Short task :: Drop all images and give the records again exactly.
[START]
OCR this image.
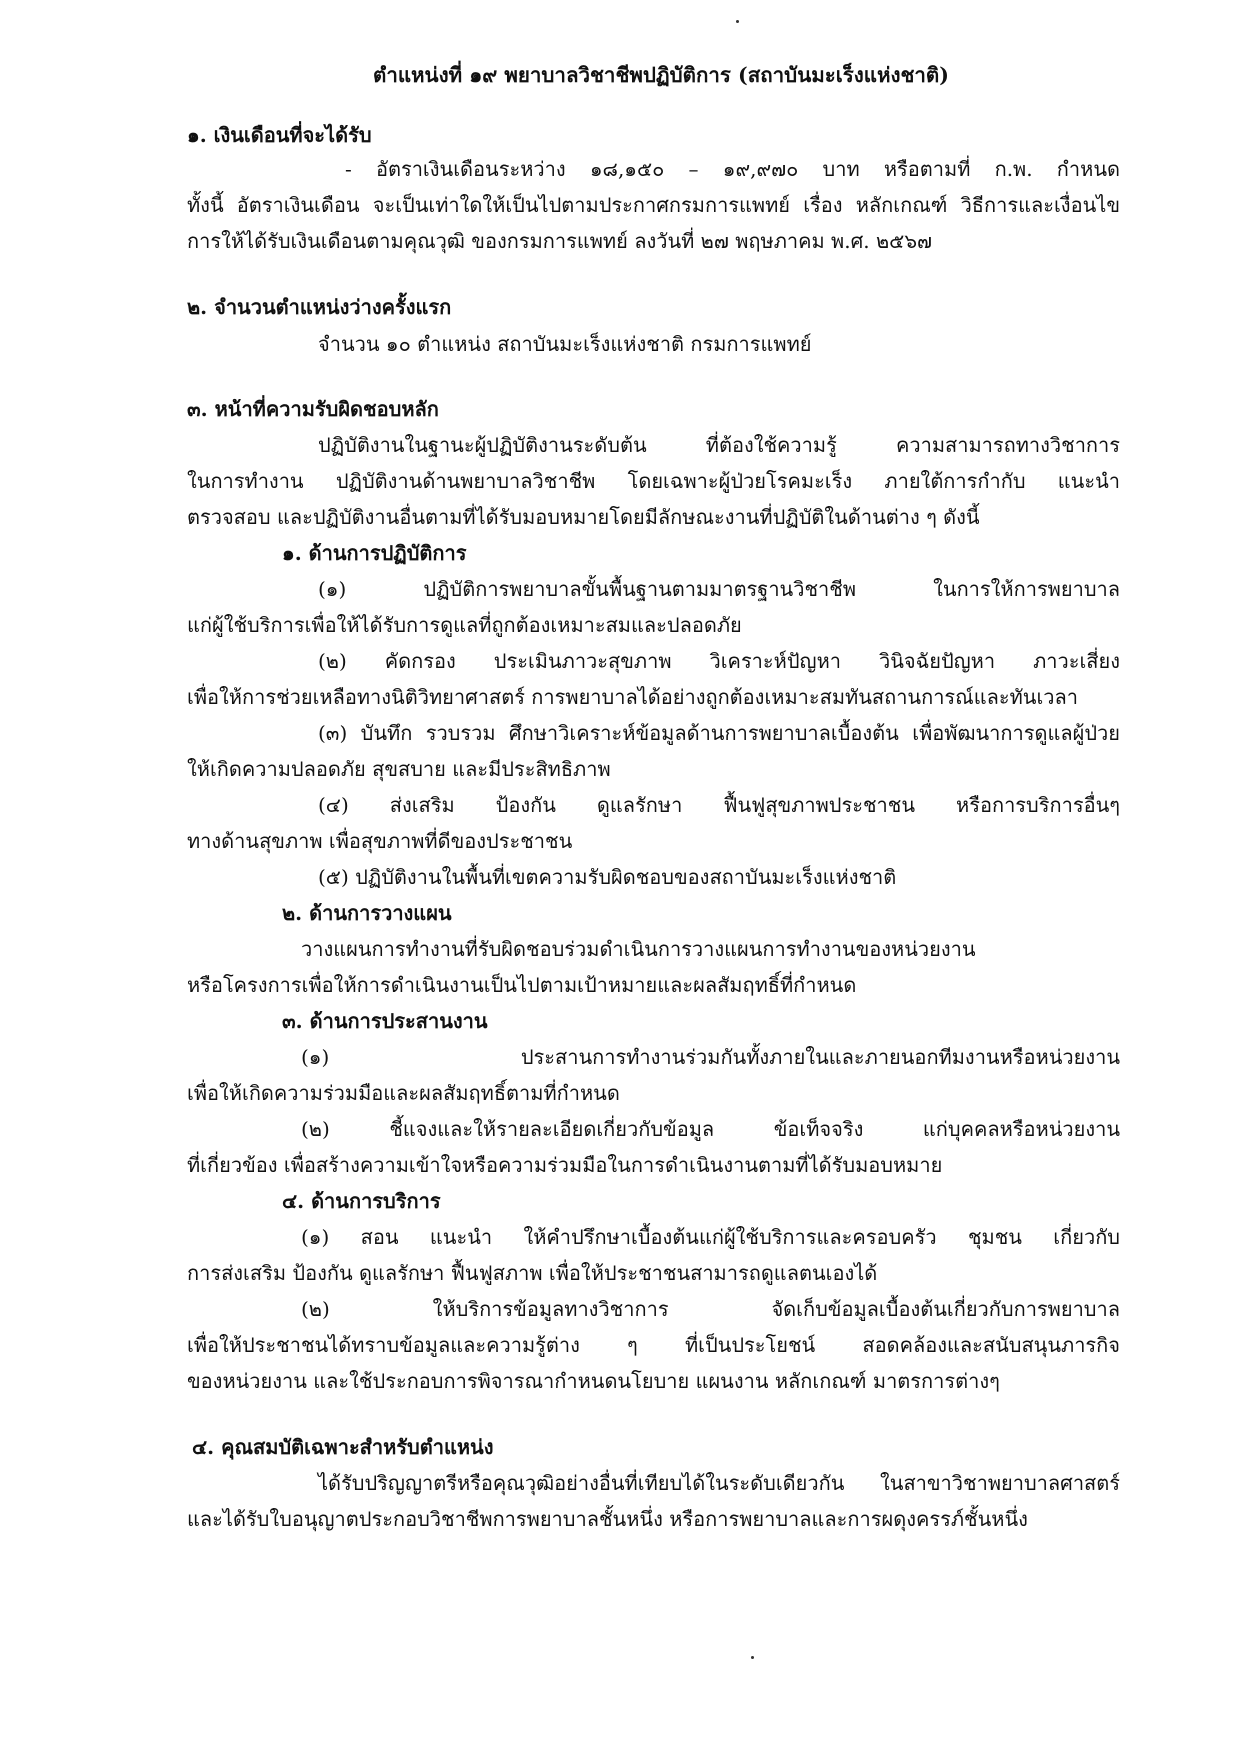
ตำแหน่งที่ ๑๙ พยาบาลวิชาชีพปฏิบัติการ (สถาบันมะเร็งแห่งชาติ)

๑. เงินเดือนที่จะได้รับ

- อัตราเงินเดือนระหว่าง ๑๘,๑๕๐ – ๑๙,๙๗๐ บาท หรือตามที่ ก.พ. กำหนด

ทั้งนี้ อัตราเงินเดือน จะเป็นเท่าใดให้เป็นไปตามประกาศกรมการแพทย์ เรื่อง หลักเกณฑ์ วิธีการและเงื่อนไข

การให้ได้รับเงินเดือนตามคุณวุฒิ ของกรมการแพทย์ ลงวันที่ ๒๗ พฤษภาคม พ.ศ. ๒๕๖๗

๒. จำนวนตำแหน่งว่างครั้งแรก

จำนวน ๑๐ ตำแหน่ง สถาบันมะเร็งแห่งชาติ กรมการแพทย์

๓. หน้าที่ความรับผิดชอบหลัก

ปฏิบัติงานในฐานะผู้ปฏิบัติงานระดับต้น ที่ต้องใช้ความรู้ ความสามารถทางวิชาการ

ในการทำงาน ปฏิบัติงานด้านพยาบาลวิชาชีพ โดยเฉพาะผู้ป่วยโรคมะเร็ง ภายใต้การกำกับ แนะนำ

ตรวจสอบ และปฏิบัติงานอื่นตามที่ได้รับมอบหมายโดยมีลักษณะงานที่ปฏิบัติในด้านต่าง ๆ ดังนี้

๑. ด้านการปฏิบัติการ

(๑) ปฏิบัติการพยาบาลขั้นพื้นฐานตามมาตรฐานวิชาชีพ ในการให้การพยาบาล

แก่ผู้ใช้บริการเพื่อให้ได้รับการดูแลที่ถูกต้องเหมาะสมและปลอดภัย

(๒) คัดกรอง ประเมินภาวะสุขภาพ วิเคราะห์ปัญหา วินิจฉัยปัญหา ภาวะเสี่ยง

เพื่อให้การช่วยเหลือทางนิติวิทยาศาสตร์ การพยาบาลได้อย่างถูกต้องเหมาะสมทันสถานการณ์และทันเวลา

(๓) บันทึก รวบรวม ศึกษาวิเคราะห์ข้อมูลด้านการพยาบาลเบื้องต้น เพื่อพัฒนาการดูแลผู้ป่วย

ให้เกิดความปลอดภัย สุขสบาย และมีประสิทธิภาพ

(๔) ส่งเสริม ป้องกัน ดูแลรักษา ฟื้นฟูสุขภาพประชาชน หรือการบริการอื่นๆ

ทางด้านสุขภาพ เพื่อสุขภาพที่ดีของประชาชน

(๕) ปฏิบัติงานในพื้นที่เขตความรับผิดชอบของสถาบันมะเร็งแห่งชาติ

๒. ด้านการวางแผน

วางแผนการทำงานที่รับผิดชอบร่วมดำเนินการวางแผนการทำงานของหน่วยงาน

หรือโครงการเพื่อให้การดำเนินงานเป็นไปตามเป้าหมายและผลสัมฤทธิ์ที่กำหนด

๓. ด้านการประสานงาน

(๑) ประสานการทำงานร่วมกันทั้งภายในและภายนอกทีมงานหรือหน่วยงาน

เพื่อให้เกิดความร่วมมือและผลสัมฤทธิ์ตามที่กำหนด

(๒) ชี้แจงและให้รายละเอียดเกี่ยวกับข้อมูล ข้อเท็จจริง แก่บุคคลหรือหน่วยงาน

ที่เกี่ยวข้อง เพื่อสร้างความเข้าใจหรือความร่วมมือในการดำเนินงานตามที่ได้รับมอบหมาย

๔. ด้านการบริการ

(๑) สอน แนะนำ ให้คำปรึกษาเบื้องต้นแก่ผู้ใช้บริการและครอบครัว ชุมชน เกี่ยวกับ

การส่งเสริม ป้องกัน ดูแลรักษา ฟื้นฟูสภาพ เพื่อให้ประชาชนสามารถดูแลตนเองได้

(๒) ให้บริการข้อมูลทางวิชาการ จัดเก็บข้อมูลเบื้องต้นเกี่ยวกับการพยาบาล

เพื่อให้ประชาชนได้ทราบข้อมูลและความรู้ต่าง ๆ ที่เป็นประโยชน์ สอดคล้องและสนับสนุนภารกิจ

ของหน่วยงาน และใช้ประกอบการพิจารณากำหนดนโยบาย แผนงาน หลักเกณฑ์ มาตรการต่างๆ

๔. คุณสมบัติเฉพาะสำหรับตำแหน่ง

ได้รับปริญญาตรีหรือคุณวุฒิอย่างอื่นที่เทียบได้ในระดับเดียวกัน ในสาขาวิชาพยาบาลศาสตร์

และได้รับใบอนุญาตประกอบวิชาชีพการพยาบาลชั้นหนึ่ง หรือการพยาบาลและการผดุงครรภ์ชั้นหนึ่ง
[END]
Worked solution ::
OCR this image.
ตำแหน่งที่ ๑๙ พยาบาลวิชาชีพปฏิบัติการ (สถาบันมะเร็งแห่งชาติ)

๑. เงินเดือนที่จะได้รับ

- อัตราเงินเดือนระหว่าง ๑๘,๑๕๐ – ๑๙,๙๗๐ บาท หรือตามที่ ก.พ. กำหนด

ทั้งนี้ อัตราเงินเดือน จะเป็นเท่าใดให้เป็นไปตามประกาศกรมการแพทย์ เรื่อง หลักเกณฑ์ วิธีการและเงื่อนไข

การให้ได้รับเงินเดือนตามคุณวุฒิ ของกรมการแพทย์ ลงวันที่ ๒๗ พฤษภาคม พ.ศ. ๒๕๖๗

๒. จำนวนตำแหน่งว่างครั้งแรก

จำนวน ๑๐ ตำแหน่ง สถาบันมะเร็งแห่งชาติ กรมการแพทย์

๓. หน้าที่ความรับผิดชอบหลัก

ปฏิบัติงานในฐานะผู้ปฏิบัติงานระดับต้น ที่ต้องใช้ความรู้ ความสามารถทางวิชาการ

ในการทำงาน ปฏิบัติงานด้านพยาบาลวิชาชีพ โดยเฉพาะผู้ป่วยโรคมะเร็ง ภายใต้การกำกับ แนะนำ

ตรวจสอบ และปฏิบัติงานอื่นตามที่ได้รับมอบหมายโดยมีลักษณะงานที่ปฏิบัติในด้านต่าง ๆ ดังนี้

๑. ด้านการปฏิบัติการ

(๑) ปฏิบัติการพยาบาลขั้นพื้นฐานตามมาตรฐานวิชาชีพ ในการให้การพยาบาล

แก่ผู้ใช้บริการเพื่อให้ได้รับการดูแลที่ถูกต้องเหมาะสมและปลอดภัย

(๒) คัดกรอง ประเมินภาวะสุขภาพ วิเคราะห์ปัญหา วินิจฉัยปัญหา ภาวะเสี่ยง

เพื่อให้การช่วยเหลือทางนิติวิทยาศาสตร์ การพยาบาลได้อย่างถูกต้องเหมาะสมทันสถานการณ์และทันเวลา

(๓) บันทึก รวบรวม ศึกษาวิเคราะห์ข้อมูลด้านการพยาบาลเบื้องต้น เพื่อพัฒนาการดูแลผู้ป่วย

ให้เกิดความปลอดภัย สุขสบาย และมีประสิทธิภาพ

(๔) ส่งเสริม ป้องกัน ดูแลรักษา ฟื้นฟูสุขภาพประชาชน หรือการบริการอื่นๆ

ทางด้านสุขภาพ เพื่อสุขภาพที่ดีของประชาชน

(๕) ปฏิบัติงานในพื้นที่เขตความรับผิดชอบของสถาบันมะเร็งแห่งชาติ

๒. ด้านการวางแผน

วางแผนการทำงานที่รับผิดชอบร่วมดำเนินการวางแผนการทำงานของหน่วยงาน

หรือโครงการเพื่อให้การดำเนินงานเป็นไปตามเป้าหมายและผลสัมฤทธิ์ที่กำหนด

๓. ด้านการประสานงาน

(๑) ประสานการทำงานร่วมกันทั้งภายในและภายนอกทีมงานหรือหน่วยงาน

เพื่อให้เกิดความร่วมมือและผลสัมฤทธิ์ตามที่กำหนด

(๒) ชี้แจงและให้รายละเอียดเกี่ยวกับข้อมูล ข้อเท็จจริง แก่บุคคลหรือหน่วยงาน

ที่เกี่ยวข้อง เพื่อสร้างความเข้าใจหรือความร่วมมือในการดำเนินงานตามที่ได้รับมอบหมาย

๔. ด้านการบริการ

(๑) สอน แนะนำ ให้คำปรึกษาเบื้องต้นแก่ผู้ใช้บริการและครอบครัว ชุมชน เกี่ยวกับ

การส่งเสริม ป้องกัน ดูแลรักษา ฟื้นฟูสภาพ เพื่อให้ประชาชนสามารถดูแลตนเองได้

(๒) ให้บริการข้อมูลทางวิชาการ จัดเก็บข้อมูลเบื้องต้นเกี่ยวกับการพยาบาล

เพื่อให้ประชาชนได้ทราบข้อมูลและความรู้ต่าง ๆ ที่เป็นประโยชน์ สอดคล้องและสนับสนุนภารกิจ

ของหน่วยงาน และใช้ประกอบการพิจารณากำหนดนโยบาย แผนงาน หลักเกณฑ์ มาตรการต่างๆ

๔. คุณสมบัติเฉพาะสำหรับตำแหน่ง

ได้รับปริญญาตรีหรือคุณวุฒิอย่างอื่นที่เทียบได้ในระดับเดียวกัน ในสาขาวิชาพยาบาลศาสตร์

และได้รับใบอนุญาตประกอบวิชาชีพการพยาบาลชั้นหนึ่ง หรือการพยาบาลและการผดุงครรภ์ชั้นหนึ่ง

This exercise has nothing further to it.